THE TASK: Write out the whole of the material exactly.

Dataset excerpts:
--- Begin ---

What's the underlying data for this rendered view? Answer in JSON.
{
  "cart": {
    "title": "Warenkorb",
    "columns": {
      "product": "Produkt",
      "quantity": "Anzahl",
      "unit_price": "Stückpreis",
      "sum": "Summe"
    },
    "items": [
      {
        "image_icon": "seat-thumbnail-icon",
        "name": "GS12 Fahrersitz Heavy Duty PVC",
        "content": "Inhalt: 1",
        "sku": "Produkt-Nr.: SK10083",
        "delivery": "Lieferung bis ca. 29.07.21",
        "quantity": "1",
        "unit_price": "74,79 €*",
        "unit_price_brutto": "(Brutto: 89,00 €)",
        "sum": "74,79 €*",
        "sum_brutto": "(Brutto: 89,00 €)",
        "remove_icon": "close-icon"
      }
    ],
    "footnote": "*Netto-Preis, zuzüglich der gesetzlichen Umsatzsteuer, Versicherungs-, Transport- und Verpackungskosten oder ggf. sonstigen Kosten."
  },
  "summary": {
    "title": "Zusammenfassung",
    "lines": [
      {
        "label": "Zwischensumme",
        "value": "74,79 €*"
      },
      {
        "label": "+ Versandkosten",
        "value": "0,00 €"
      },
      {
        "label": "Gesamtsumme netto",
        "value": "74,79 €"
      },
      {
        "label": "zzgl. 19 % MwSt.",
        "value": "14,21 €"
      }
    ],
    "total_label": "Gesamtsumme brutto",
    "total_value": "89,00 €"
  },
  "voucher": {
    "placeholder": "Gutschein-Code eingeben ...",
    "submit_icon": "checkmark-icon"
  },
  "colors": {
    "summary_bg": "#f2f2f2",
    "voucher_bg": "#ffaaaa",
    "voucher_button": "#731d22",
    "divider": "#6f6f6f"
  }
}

--- End ---

TASK SOLUTION:
What's the underlying data for this rendered view? Answer in JSON.
{
  "cart": {
    "title": "Warenkorb",
    "columns": {
      "product": "Produkt",
      "quantity": "Anzahl",
      "unit_price": "Stückpreis",
      "sum": "Summe"
    },
    "items": [
      {
        "image_icon": "seat-thumbnail-icon",
        "name": "GS12 Fahrersitz Heavy Duty PVC",
        "content": "Inhalt: 1",
        "sku": "Produkt-Nr.: SK10083",
        "delivery": "Lieferung bis ca. 29.07.21",
        "quantity": "1",
        "unit_price": "74,79 €*",
        "unit_price_brutto": "(Brutto: 89,00 €)",
        "sum": "74,79 €*",
        "sum_brutto": "(Brutto: 89,00 €)",
        "remove_icon": "close-icon"
      }
    ],
    "footnote": "*Netto-Preis, zuzüglich der gesetzlichen Umsatzsteuer, Versicherungs-, Transport- und Verpackungskosten oder ggf. sonstigen Kosten."
  },
  "summary": {
    "title": "Zusammenfassung",
    "lines": [
      {
        "label": "Zwischensumme",
        "value": "74,79 €*"
      },
      {
        "label": "+ Versandkosten",
        "value": "0,00 €"
      },
      {
        "label": "Gesamtsumme netto",
        "value": "74,79 €"
      },
      {
        "label": "zzgl. 19 % MwSt.",
        "value": "14,21 €"
      }
    ],
    "total_label": "Gesamtsumme brutto",
    "total_value": "89,00 €"
  },
  "voucher": {
    "placeholder": "Gutschein-Code eingeben ...",
    "submit_icon": "checkmark-icon"
  },
  "colors": {
    "summary_bg": "#f2f2f2",
    "voucher_bg": "#ffaaaa",
    "voucher_button": "#731d22",
    "divider": "#6f6f6f"
  }
}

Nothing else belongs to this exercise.